## [Brano scelto]
Dalla California la conferma ad un progetto che entro 3-5 anni promette la sintesi di un vaccino che fermi l’Alzheimer fin dai primi stadi: dopo una serie di prove cliniche effettuate su cavie animali e pazienti dal 2002, il sì definitivo all’elaborazione del preparato chimico. Si tratta di una patologia su cui da decenni gli scienziati ricercano nuove soluzioni, dividendosi principalmente tra filoni di ricerca rivolti all’intervento postumo alla diagnosi e quelli concentrati sulla prevenzione, che è quello che ad oggi ha avuto maggiore successo nel compito di debellare tale patologia dalle prospettive di vita umane. Tra il 2002 e il 2012 sono stati 413 gli studi clinici condotti in tutto il mondo che hanno permesso la sintetizzazione di 244 composti chimici, dei quali solo uno è risultato davvero efficace ed in percentuale davvero esigua (0,4%), prestandosi perlopiù come farmaco palliativo della sintomatologia, principalmente nella perdita della memoria a breve termine.
Da allora il National Institutes of Health (NIH) ha devoluto 350 milioni di dollari in più alla ricerca sull’Alzheimer, che quest’anno ha raggiunto solo negli Stati Uniti il budget di 1,3 miliardi di dollari, permettendo al Dott. Petrovsky di lavorare su un composto innovativo basato su due componenti fondamentali. In primis, la struttura MultiTEP che permette di creare vaccini con elevate risposte anticorpali alla proteina tau, che ha la funzione di stabilizzare i microtubuli intracellulari e diventa la causa della neurodegenerazione se si aggroviglia su se stessa in seguito ad una mutazione, e la beta-amiloide, che origina dalla proteina dalla proteina APP e che con la mutazione si ammassa in placche fino ad interferire con la comunicazione sinaptica.
L’effetto viene calibrato rispetto alla presenza delle due proteine sia indipendenti che in combinazione, mentre la seconda componente della nuova formula è il vaccino adiuvante Advax, che aumenta la capacità anticorpale del preparato. Un modello precedentemente testato sui topi aveva dato risultati positivi, senza reazioni avverse alla sostanza e con buona tolleranza da parte dell’organismo dopo la somministrazione. Un’interessante scoperta ha rivelato che non solo tale vaccino ha efficacia preventiva, ma anche curativa in pazienti con morbo di Alzheimer ai primi stadi, in quanto produce l’effetto di reindirizzare le proteine nel tessuto cerebrale, che quindi hanno effetto curativo su un declino cognitivo in fase iniziale e dunque una perdita minima delle prestazioni.

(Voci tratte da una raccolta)
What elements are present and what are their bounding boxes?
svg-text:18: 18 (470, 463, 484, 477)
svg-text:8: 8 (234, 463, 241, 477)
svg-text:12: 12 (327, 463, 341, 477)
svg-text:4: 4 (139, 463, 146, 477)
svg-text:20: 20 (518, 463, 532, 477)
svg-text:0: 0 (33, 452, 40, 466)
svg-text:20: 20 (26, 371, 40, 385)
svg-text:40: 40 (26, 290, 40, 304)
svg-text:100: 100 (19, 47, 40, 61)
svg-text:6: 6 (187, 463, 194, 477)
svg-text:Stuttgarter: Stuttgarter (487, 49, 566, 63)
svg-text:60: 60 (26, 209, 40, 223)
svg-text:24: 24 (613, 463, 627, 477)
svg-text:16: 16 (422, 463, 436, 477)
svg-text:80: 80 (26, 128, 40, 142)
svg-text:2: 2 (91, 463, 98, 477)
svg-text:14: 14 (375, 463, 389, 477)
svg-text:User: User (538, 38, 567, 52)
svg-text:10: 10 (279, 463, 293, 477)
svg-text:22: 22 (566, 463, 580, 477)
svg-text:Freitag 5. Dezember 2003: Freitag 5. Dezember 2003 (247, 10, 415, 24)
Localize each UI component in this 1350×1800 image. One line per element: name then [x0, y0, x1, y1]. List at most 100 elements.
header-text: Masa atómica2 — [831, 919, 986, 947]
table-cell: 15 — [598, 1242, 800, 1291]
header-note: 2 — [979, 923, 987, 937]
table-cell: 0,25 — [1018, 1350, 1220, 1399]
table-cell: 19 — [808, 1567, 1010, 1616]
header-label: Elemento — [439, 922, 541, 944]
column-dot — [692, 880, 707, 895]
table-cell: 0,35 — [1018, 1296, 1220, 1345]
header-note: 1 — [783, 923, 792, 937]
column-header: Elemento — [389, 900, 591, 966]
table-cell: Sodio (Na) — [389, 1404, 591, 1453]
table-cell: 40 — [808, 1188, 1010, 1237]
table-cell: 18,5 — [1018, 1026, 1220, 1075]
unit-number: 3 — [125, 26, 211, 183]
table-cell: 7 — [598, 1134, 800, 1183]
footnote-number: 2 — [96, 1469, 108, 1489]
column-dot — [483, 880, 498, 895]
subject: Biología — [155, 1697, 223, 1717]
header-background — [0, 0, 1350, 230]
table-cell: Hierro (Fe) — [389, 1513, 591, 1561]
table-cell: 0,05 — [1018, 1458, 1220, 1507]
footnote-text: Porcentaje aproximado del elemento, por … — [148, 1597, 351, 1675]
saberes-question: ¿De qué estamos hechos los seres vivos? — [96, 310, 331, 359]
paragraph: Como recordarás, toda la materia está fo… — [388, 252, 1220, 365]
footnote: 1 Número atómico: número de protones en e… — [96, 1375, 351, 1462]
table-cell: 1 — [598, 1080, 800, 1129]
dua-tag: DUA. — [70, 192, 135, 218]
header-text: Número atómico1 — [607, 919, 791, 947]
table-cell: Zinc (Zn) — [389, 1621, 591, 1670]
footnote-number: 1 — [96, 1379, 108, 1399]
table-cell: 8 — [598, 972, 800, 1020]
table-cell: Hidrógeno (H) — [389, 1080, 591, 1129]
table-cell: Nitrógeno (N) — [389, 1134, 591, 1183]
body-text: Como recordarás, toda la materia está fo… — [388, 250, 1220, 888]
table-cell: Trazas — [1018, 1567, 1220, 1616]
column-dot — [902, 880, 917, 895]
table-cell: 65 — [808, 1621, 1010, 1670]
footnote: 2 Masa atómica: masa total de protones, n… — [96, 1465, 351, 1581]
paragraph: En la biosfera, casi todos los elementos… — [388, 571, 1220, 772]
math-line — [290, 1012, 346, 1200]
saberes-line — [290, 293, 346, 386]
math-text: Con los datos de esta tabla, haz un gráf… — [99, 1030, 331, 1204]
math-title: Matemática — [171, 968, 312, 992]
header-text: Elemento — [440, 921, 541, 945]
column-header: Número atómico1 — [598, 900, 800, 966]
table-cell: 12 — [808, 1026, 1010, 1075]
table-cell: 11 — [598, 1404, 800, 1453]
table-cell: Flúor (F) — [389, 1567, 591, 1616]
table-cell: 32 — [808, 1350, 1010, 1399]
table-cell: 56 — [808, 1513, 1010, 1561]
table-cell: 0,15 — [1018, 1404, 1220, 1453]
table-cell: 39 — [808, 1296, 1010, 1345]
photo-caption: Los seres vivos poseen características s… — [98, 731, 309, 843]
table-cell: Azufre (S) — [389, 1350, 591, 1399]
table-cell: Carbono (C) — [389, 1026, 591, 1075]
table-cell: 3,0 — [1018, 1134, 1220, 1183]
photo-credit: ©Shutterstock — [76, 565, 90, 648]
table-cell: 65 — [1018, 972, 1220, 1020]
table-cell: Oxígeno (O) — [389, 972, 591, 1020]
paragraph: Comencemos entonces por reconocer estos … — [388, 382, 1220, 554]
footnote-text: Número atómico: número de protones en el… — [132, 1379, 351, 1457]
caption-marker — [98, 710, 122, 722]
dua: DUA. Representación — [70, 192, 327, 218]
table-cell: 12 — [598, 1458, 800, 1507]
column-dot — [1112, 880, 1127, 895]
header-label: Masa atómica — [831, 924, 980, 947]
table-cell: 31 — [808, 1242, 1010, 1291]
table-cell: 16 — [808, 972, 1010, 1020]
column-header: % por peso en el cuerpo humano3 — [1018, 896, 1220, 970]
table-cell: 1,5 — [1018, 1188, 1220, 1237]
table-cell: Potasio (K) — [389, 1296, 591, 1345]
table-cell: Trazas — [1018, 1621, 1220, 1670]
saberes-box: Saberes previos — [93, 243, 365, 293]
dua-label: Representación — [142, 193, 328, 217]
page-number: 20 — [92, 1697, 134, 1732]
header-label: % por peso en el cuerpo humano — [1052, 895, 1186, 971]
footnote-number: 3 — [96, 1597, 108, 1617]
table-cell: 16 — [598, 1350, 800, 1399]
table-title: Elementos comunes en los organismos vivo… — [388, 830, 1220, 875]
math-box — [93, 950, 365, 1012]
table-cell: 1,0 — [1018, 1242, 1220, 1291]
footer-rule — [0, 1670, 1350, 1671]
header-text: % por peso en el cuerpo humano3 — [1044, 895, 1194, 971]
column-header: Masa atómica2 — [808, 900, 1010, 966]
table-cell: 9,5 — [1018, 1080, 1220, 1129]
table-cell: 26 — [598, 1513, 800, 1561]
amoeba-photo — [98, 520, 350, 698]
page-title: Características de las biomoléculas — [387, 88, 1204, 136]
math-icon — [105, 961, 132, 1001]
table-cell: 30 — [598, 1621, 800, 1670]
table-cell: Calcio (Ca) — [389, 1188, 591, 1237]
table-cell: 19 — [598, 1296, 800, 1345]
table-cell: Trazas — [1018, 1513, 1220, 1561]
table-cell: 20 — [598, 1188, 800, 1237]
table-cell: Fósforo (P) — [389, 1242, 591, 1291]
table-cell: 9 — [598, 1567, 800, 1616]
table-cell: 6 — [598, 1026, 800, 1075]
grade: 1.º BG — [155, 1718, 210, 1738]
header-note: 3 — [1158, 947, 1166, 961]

## [Requisiti del compito]
Stabilisca se ciascuna delle seguenti affermazioni concorda con il testo sul vaccino contro l'Alzheimer, rispondendo sì o no e citando alla lettera le parole del testo che lo decidono. 1. Tra il 2002 e il 2012 sono stati condotti 413 studi clinici in tutto il mondo. 2. Il vaccino adiuvante Advax riduce la capacità anticorpale del preparato. 3. Il modello testato in precedenza sui topi ha provocato reazioni avverse.

## [Esito dell'esercizio]
1. Sì: «Tra il 2002 e il 2012 sono stati 413 gli studi clinici condotti in tutto il mondo».
2. No: «il vaccino adiuvante Advax, che aumenta la capacità anticorpale del preparato».
3. No: «Un modello precedentemente testato sui topi aveva dato risultati positivi, senza reazioni avverse alla sostanza».